--- DATA SUPPLIED ---
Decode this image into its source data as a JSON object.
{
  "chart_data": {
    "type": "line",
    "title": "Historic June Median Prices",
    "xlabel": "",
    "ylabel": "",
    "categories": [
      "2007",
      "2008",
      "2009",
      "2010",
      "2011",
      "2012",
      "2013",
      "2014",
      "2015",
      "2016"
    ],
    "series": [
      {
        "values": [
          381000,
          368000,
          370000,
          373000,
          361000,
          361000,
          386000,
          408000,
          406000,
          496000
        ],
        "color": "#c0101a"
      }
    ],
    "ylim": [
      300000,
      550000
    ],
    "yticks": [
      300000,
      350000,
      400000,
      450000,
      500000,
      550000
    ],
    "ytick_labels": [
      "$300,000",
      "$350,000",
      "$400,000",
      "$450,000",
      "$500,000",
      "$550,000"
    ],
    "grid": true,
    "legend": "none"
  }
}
---
EXERCISE OBJECTIVE: Repeat the preceding lines exactly, please, every one of them.

EXERCISE RESPONSE:
Decode this image into its source data as a JSON object.
{
  "chart_data": {
    "type": "line",
    "title": "Historic June Median Prices",
    "xlabel": "",
    "ylabel": "",
    "categories": [
      "2007",
      "2008",
      "2009",
      "2010",
      "2011",
      "2012",
      "2013",
      "2014",
      "2015",
      "2016"
    ],
    "series": [
      {
        "values": [
          381000,
          368000,
          370000,
          373000,
          361000,
          361000,
          386000,
          408000,
          406000,
          496000
        ],
        "color": "#c0101a"
      }
    ],
    "ylim": [
      300000,
      550000
    ],
    "yticks": [
      300000,
      350000,
      400000,
      450000,
      500000,
      550000
    ],
    "ytick_labels": [
      "$300,000",
      "$350,000",
      "$400,000",
      "$450,000",
      "$500,000",
      "$550,000"
    ],
    "grid": true,
    "legend": "none"
  }
}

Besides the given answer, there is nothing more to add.